• _SET PROBLEM_
Each record below should be output verbatim, without pictures.

• _RECORDS FOR THIS EXERCISE_
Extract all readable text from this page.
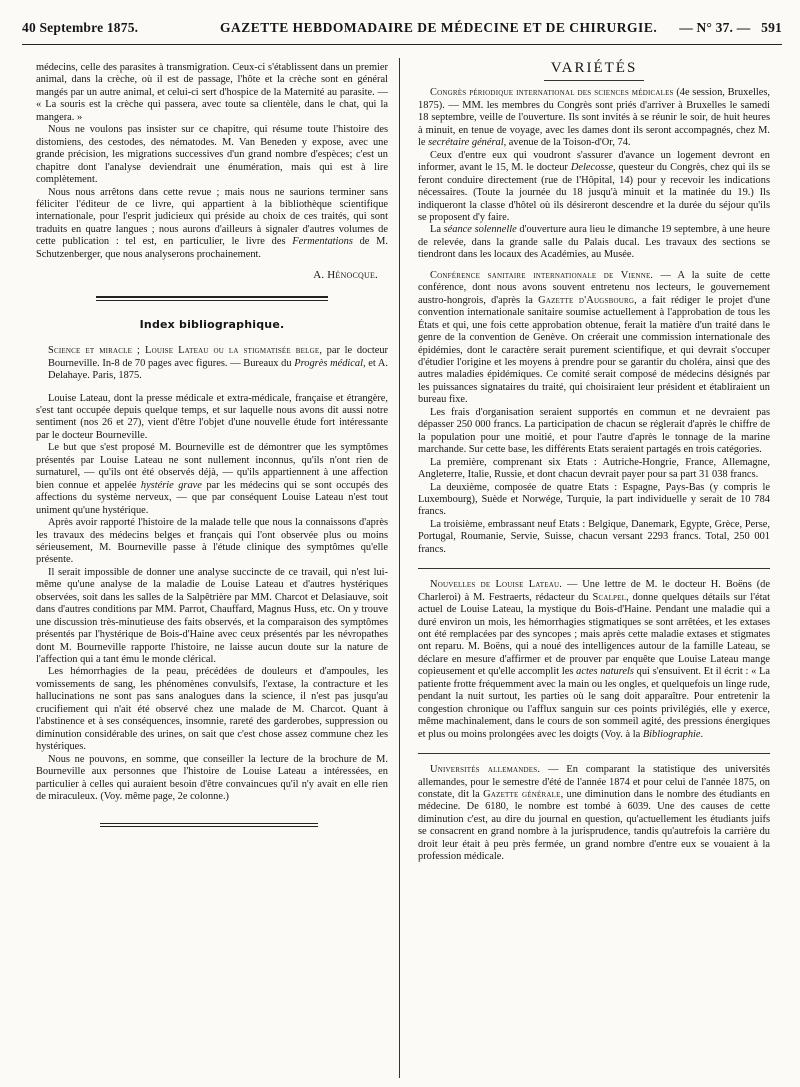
40 Septembre 1875.	GAZETTE HEBDOMADAIRE DE MÉDECINE ET DE CHIRURGIE. — N° 37. — 591

médecins, celle des parasites à transmigration. Ceux-ci s'établissent dans un premier animal, dans la crèche, où il est de passage, l'hôte et la crèche sont en général mangés par un autre animal, et celui-ci sert d'hospice de la Maternité au parasite. — « La souris est la crèche qui passera, avec toute sa clientèle, dans le chat, qui la mangera. »

Nous ne voulons pas insister sur ce chapitre, qui résume toute l'histoire des distomiens, des cestodes, des nématodes. M. Van Beneden y expose, avec une grande précision, les migrations successives d'un grand nombre d'espèces; c'est un chapitre dont l'analyse deviendrait une énumération, mais qui est à lire complètement.

Nous nous arrêtons dans cette revue ; mais nous ne saurions terminer sans féliciter l'éditeur de ce livre, qui appartient à la bibliothèque scientifique internationale, pour l'esprit judicieux qui préside au choix de ces traités, qui sont traduits en quatre langues ; nous aurons d'ailleurs à signaler d'autres volumes de cette publication : tel est, en particulier, le livre des Fermentations de M. Schutzenberger, que nous analyserons prochainement.

A. Hénocque.
Index bibliographique.

Science et miracle ; Louise Lateau ou la stigmatisée belge, par le docteur Bourneville. In-8 de 70 pages avec figures. — Bureaux du Progrès médical, et A. Delahaye. Paris, 1875.

Louise Lateau, dont la presse médicale et extra-médicale, française et étrangère, s'est tant occupée depuis quelque temps, et sur laquelle nous avons dit aussi notre sentiment (nos 26 et 27), vient d'être l'objet d'une nouvelle étude fort intéressante par le docteur Bourneville.

Le but que s'est proposé M. Bourneville est de démontrer que les symptômes présentés par Louise Lateau ne sont nullement inconnus, qu'ils n'ont rien de surnaturel, — qu'ils ont été observés déjà, — qu'ils appartiennent à une affection bien connue et appelée hystérie grave par les médecins qui se sont occupés des affections du système nerveux, — que par conséquent Louise Lateau n'est tout uniment qu'une hystérique.

Après avoir rapporté l'histoire de la malade telle que nous la connaissons d'après les travaux des médecins belges et français qui l'ont observée plus ou moins sérieusement, M. Bourneville passe à l'étude clinique des symptômes qu'elle présente.

Il serait impossible de donner une analyse succincte de ce travail, qui n'est lui-même qu'une analyse de la maladie de Louise Lateau et d'autres hystériques observées, soit dans les salles de la Salpêtrière par MM. Charcot et Delasiauve, soit dans d'autres conditions par MM. Parrot, Chauffard, Magnus Huss, etc. On y trouve une discussion très-minutieuse des faits observés, et la comparaison des symptômes présentés par l'hystérique de Bois-d'Haine avec ceux présentés par les névropathes dont M. Bourneville rapporte l'histoire, ne laisse aucun doute sur la nature de l'affection qui a tant ému le monde clérical.

Les hémorrhagies de la peau, précédées de douleurs et d'ampoules, les vomissements de sang, les phénomènes convulsifs, l'extase, la contracture et les hallucinations ne sont pas sans analogues dans la science, il n'est pas jusqu'au crucifiement qui n'ait été observé chez une malade de M. Charcot. Quant à l'abstinence et à ses conséquences, insomnie, rareté des garderobes, suppression ou diminution considérable des urines, on sait que c'est chose assez commune chez les hystériques.

Nous ne pouvons, en somme, que conseiller la lecture de la brochure de M. Bourneville aux personnes que l'histoire de Louise Lateau a intéressées, en particulier à celles qui auraient besoin d'être convaincues qu'il n'y avait en elle rien de miraculeux. (Voy. même page, 2e colonne.)

VARIÉTÉS

Congrès périodique international des sciences médicales (4e session, Bruxelles, 1875). — MM. les membres du Congrès sont priés d'arriver à Bruxelles le samedi 18 septembre, veille de l'ouverture. Ils sont invités à se réunir le soir, de huit heures à minuit, en tenue de voyage, avec les dames dont ils seront accompagnés, chez M. le secrétaire général, avenue de la Toison-d'Or, 74.

Ceux d'entre eux qui voudront s'assurer d'avance un logement devront en informer, avant le 15, M. le docteur Delecosse, questeur du Congrès, chez qui ils se feront conduire directement (rue de l'Hôpital, 14) pour y recevoir les indications nécessaires. (Toute la journée du 18 jusqu'à minuit et la matinée du 19.) Ils indiqueront la classe d'hôtel où ils désireront descendre et la durée du séjour qu'ils se proposent d'y faire.

La séance solennelle d'ouverture aura lieu le dimanche 19 septembre, à une heure de relevée, dans la grande salle du Palais ducal. Les travaux des sections se tiendront dans les locaux des Académies, au Musée.

Conférence sanitaire internationale de Vienne. — A la suite de cette conférence, dont nous avons souvent entretenu nos lecteurs, le gouvernement austro-hongrois, d'après la Gazette d'Augsbourg, a fait rédiger le projet d'une convention internationale sanitaire soumise actuellement à l'approbation de tous les États et qui, une fois cette approbation obtenue, ferait la matière d'un traité dans le genre de la convention de Genève. On créerait une commission internationale des épidémies, dont le caractère serait purement scientifique, et qui devrait s'occuper d'étudier l'origine et les moyens à prendre pour se garantir du choléra, ainsi que des autres maladies épidémiques. Ce comité serait composé de médecins désignés par les puissances signataires du traité, qui choisiraient leur président et établiraient un bureau fixe.

Les frais d'organisation seraient supportés en commun et ne devraient pas dépasser 250 000 francs. La participation de chacun se réglerait d'après le chiffre de la population pour une moitié, et pour l'autre d'après le tonnage de la marine marchande. Sur cette base, les différents Etats seraient partagés en trois catégories.

La première, comprenant six Etats : Autriche-Hongrie, France, Allemagne, Angleterre, Italie, Russie, et dont chacun devrait payer pour sa part 31 038 francs.

La deuxième, composée de quatre Etats : Espagne, Pays-Bas (y compris le Luxembourg), Suède et Norwége, Turquie, la part individuelle y serait de 10 784 francs.

La troisième, embrassant neuf Etats : Belgique, Danemark, Egypte, Grèce, Perse, Portugal, Roumanie, Servie, Suisse, chacun versant 2293 francs. Total, 250 001 francs.

Nouvelles de Louise Lateau. — Une lettre de M. le docteur H. Boëns (de Charleroi) à M. Festraerts, rédacteur du Scalpel, donne quelques détails sur l'état actuel de Louise Lateau, la mystique du Bois-d'Haine. Pendant une maladie qui a duré environ un mois, les hémorrhagies stigmatiques se sont arrêtées, et les extases ont été remplacées par des syncopes ; mais après cette maladie extases et stigmates ont reparu. M. Boëns, qui a noué des intelligences autour de la famille Lateau, se déclare en mesure d'affirmer et de prouver par enquête que Louise Lateau mange copieusement et qu'elle accomplit les actes naturels qui s'ensuivent. Et il écrit : « La patiente frotte fréquemment avec la main ou les ongles, et quelquefois un linge rude, pendant la nuit surtout, les parties où le sang doit apparaître. Pour entretenir la congestion chronique ou l'afflux sanguin sur ces points privilégiés, elle y exerce, même machinalement, dans le cours de son sommeil agité, des pressions énergiques et plus ou moins prolongées avec les doigts (Voy. à la Bibliographie.

Universités allemandes. — En comparant la statistique des universités allemandes, pour le semestre d'été de l'année 1874 et pour celui de l'année 1875, on constate, dit la Gazette générale, une diminution dans le nombre des étudiants en médecine. De 6180, le nombre est tombé à 6039. Une des causes de cette diminution c'est, au dire du journal en question, qu'actuellement les étudiants juifs se consacrent en grand nombre à la jurisprudence, tandis qu'autrefois la carrière du droit leur était à peu près fermée, un grand nombre d'entre eux se vouaient à la profession médicale.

• _SOLVED PROBLEM_
Extract all readable text from this page.
40 Septembre 1875.	GAZETTE HEBDOMADAIRE DE MÉDECINE ET DE CHIRURGIE. — N° 37. — 591

médecins, celle des parasites à transmigration. Ceux-ci s'établissent dans un premier animal, dans la crèche, où il est de passage, l'hôte et la crèche sont en général mangés par un autre animal, et celui-ci sert d'hospice de la Maternité au parasite. — « La souris est la crèche qui passera, avec toute sa clientèle, dans le chat, qui la mangera. »

Nous ne voulons pas insister sur ce chapitre, qui résume toute l'histoire des distomiens, des cestodes, des nématodes. M. Van Beneden y expose, avec une grande précision, les migrations successives d'un grand nombre d'espèces; c'est un chapitre dont l'analyse deviendrait une énumération, mais qui est à lire complètement.

Nous nous arrêtons dans cette revue ; mais nous ne saurions terminer sans féliciter l'éditeur de ce livre, qui appartient à la bibliothèque scientifique internationale, pour l'esprit judicieux qui préside au choix de ces traités, qui sont traduits en quatre langues ; nous aurons d'ailleurs à signaler d'autres volumes de cette publication : tel est, en particulier, le livre des Fermentations de M. Schutzenberger, que nous analyserons prochainement.

A. Hénocque.
Index bibliographique.

Science et miracle ; Louise Lateau ou la stigmatisée belge, par le docteur Bourneville. In-8 de 70 pages avec figures. — Bureaux du Progrès médical, et A. Delahaye. Paris, 1875.

Louise Lateau, dont la presse médicale et extra-médicale, française et étrangère, s'est tant occupée depuis quelque temps, et sur laquelle nous avons dit aussi notre sentiment (nos 26 et 27), vient d'être l'objet d'une nouvelle étude fort intéressante par le docteur Bourneville.

Le but que s'est proposé M. Bourneville est de démontrer que les symptômes présentés par Louise Lateau ne sont nullement inconnus, qu'ils n'ont rien de surnaturel, — qu'ils ont été observés déjà, — qu'ils appartiennent à une affection bien connue et appelée hystérie grave par les médecins qui se sont occupés des affections du système nerveux, — que par conséquent Louise Lateau n'est tout uniment qu'une hystérique.

Après avoir rapporté l'histoire de la malade telle que nous la connaissons d'après les travaux des médecins belges et français qui l'ont observée plus ou moins sérieusement, M. Bourneville passe à l'étude clinique des symptômes qu'elle présente.

Il serait impossible de donner une analyse succincte de ce travail, qui n'est lui-même qu'une analyse de la maladie de Louise Lateau et d'autres hystériques observées, soit dans les salles de la Salpêtrière par MM. Charcot et Delasiauve, soit dans d'autres conditions par MM. Parrot, Chauffard, Magnus Huss, etc. On y trouve une discussion très-minutieuse des faits observés, et la comparaison des symptômes présentés par l'hystérique de Bois-d'Haine avec ceux présentés par les névropathes dont M. Bourneville rapporte l'histoire, ne laisse aucun doute sur la nature de l'affection qui a tant ému le monde clérical.

Les hémorrhagies de la peau, précédées de douleurs et d'ampoules, les vomissements de sang, les phénomènes convulsifs, l'extase, la contracture et les hallucinations ne sont pas sans analogues dans la science, il n'est pas jusqu'au crucifiement qui n'ait été observé chez une malade de M. Charcot. Quant à l'abstinence et à ses conséquences, insomnie, rareté des garderobes, suppression ou diminution considérable des urines, on sait que c'est chose assez commune chez les hystériques.

Nous ne pouvons, en somme, que conseiller la lecture de la brochure de M. Bourneville aux personnes que l'histoire de Louise Lateau a intéressées, en particulier à celles qui auraient besoin d'être convaincues qu'il n'y avait en elle rien de miraculeux. (Voy. même page, 2e colonne.)

VARIÉTÉS

Congrès périodique international des sciences médicales (4e session, Bruxelles, 1875). — MM. les membres du Congrès sont priés d'arriver à Bruxelles le samedi 18 septembre, veille de l'ouverture. Ils sont invités à se réunir le soir, de huit heures à minuit, en tenue de voyage, avec les dames dont ils seront accompagnés, chez M. le secrétaire général, avenue de la Toison-d'Or, 74.

Ceux d'entre eux qui voudront s'assurer d'avance un logement devront en informer, avant le 15, M. le docteur Delecosse, questeur du Congrès, chez qui ils se feront conduire directement (rue de l'Hôpital, 14) pour y recevoir les indications nécessaires. (Toute la journée du 18 jusqu'à minuit et la matinée du 19.) Ils indiqueront la classe d'hôtel où ils désireront descendre et la durée du séjour qu'ils se proposent d'y faire.

La séance solennelle d'ouverture aura lieu le dimanche 19 septembre, à une heure de relevée, dans la grande salle du Palais ducal. Les travaux des sections se tiendront dans les locaux des Académies, au Musée.

Conférence sanitaire internationale de Vienne. — A la suite de cette conférence, dont nous avons souvent entretenu nos lecteurs, le gouvernement austro-hongrois, d'après la Gazette d'Augsbourg, a fait rédiger le projet d'une convention internationale sanitaire soumise actuellement à l'approbation de tous les États et qui, une fois cette approbation obtenue, ferait la matière d'un traité dans le genre de la convention de Genève. On créerait une commission internationale des épidémies, dont le caractère serait purement scientifique, et qui devrait s'occuper d'étudier l'origine et les moyens à prendre pour se garantir du choléra, ainsi que des autres maladies épidémiques. Ce comité serait composé de médecins désignés par les puissances signataires du traité, qui choisiraient leur président et établiraient un bureau fixe.

Les frais d'organisation seraient supportés en commun et ne devraient pas dépasser 250 000 francs. La participation de chacun se réglerait d'après le chiffre de la population pour une moitié, et pour l'autre d'après le tonnage de la marine marchande. Sur cette base, les différents Etats seraient partagés en trois catégories.

La première, comprenant six Etats : Autriche-Hongrie, France, Allemagne, Angleterre, Italie, Russie, et dont chacun devrait payer pour sa part 31 038 francs.

La deuxième, composée de quatre Etats : Espagne, Pays-Bas (y compris le Luxembourg), Suède et Norwége, Turquie, la part individuelle y serait de 10 784 francs.

La troisième, embrassant neuf Etats : Belgique, Danemark, Egypte, Grèce, Perse, Portugal, Roumanie, Servie, Suisse, chacun versant 2293 francs. Total, 250 001 francs.

Nouvelles de Louise Lateau. — Une lettre de M. le docteur H. Boëns (de Charleroi) à M. Festraerts, rédacteur du Scalpel, donne quelques détails sur l'état actuel de Louise Lateau, la mystique du Bois-d'Haine. Pendant une maladie qui a duré environ un mois, les hémorrhagies stigmatiques se sont arrêtées, et les extases ont été remplacées par des syncopes ; mais après cette maladie extases et stigmates ont reparu. M. Boëns, qui a noué des intelligences autour de la famille Lateau, se déclare en mesure d'affirmer et de prouver par enquête que Louise Lateau mange copieusement et qu'elle accomplit les actes naturels qui s'ensuivent. Et il écrit : « La patiente frotte fréquemment avec la main ou les ongles, et quelquefois un linge rude, pendant la nuit surtout, les parties où le sang doit apparaître. Pour entretenir la congestion chronique ou l'afflux sanguin sur ces points privilégiés, elle y exerce, même machinalement, dans le cours de son sommeil agité, des pressions énergiques et plus ou moins prolongées avec les doigts (Voy. à la Bibliographie.

Universités allemandes. — En comparant la statistique des universités allemandes, pour le semestre d'été de l'année 1874 et pour celui de l'année 1875, on constate, dit la Gazette générale, une diminution dans le nombre des étudiants en médecine. De 6180, le nombre est tombé à 6039. Une des causes de cette diminution c'est, au dire du journal en question, qu'actuellement les étudiants juifs se consacrent en grand nombre à la jurisprudence, tandis qu'autrefois la carrière du droit leur était à peu près fermée, un grand nombre d'entre eux se vouaient à la profession médicale.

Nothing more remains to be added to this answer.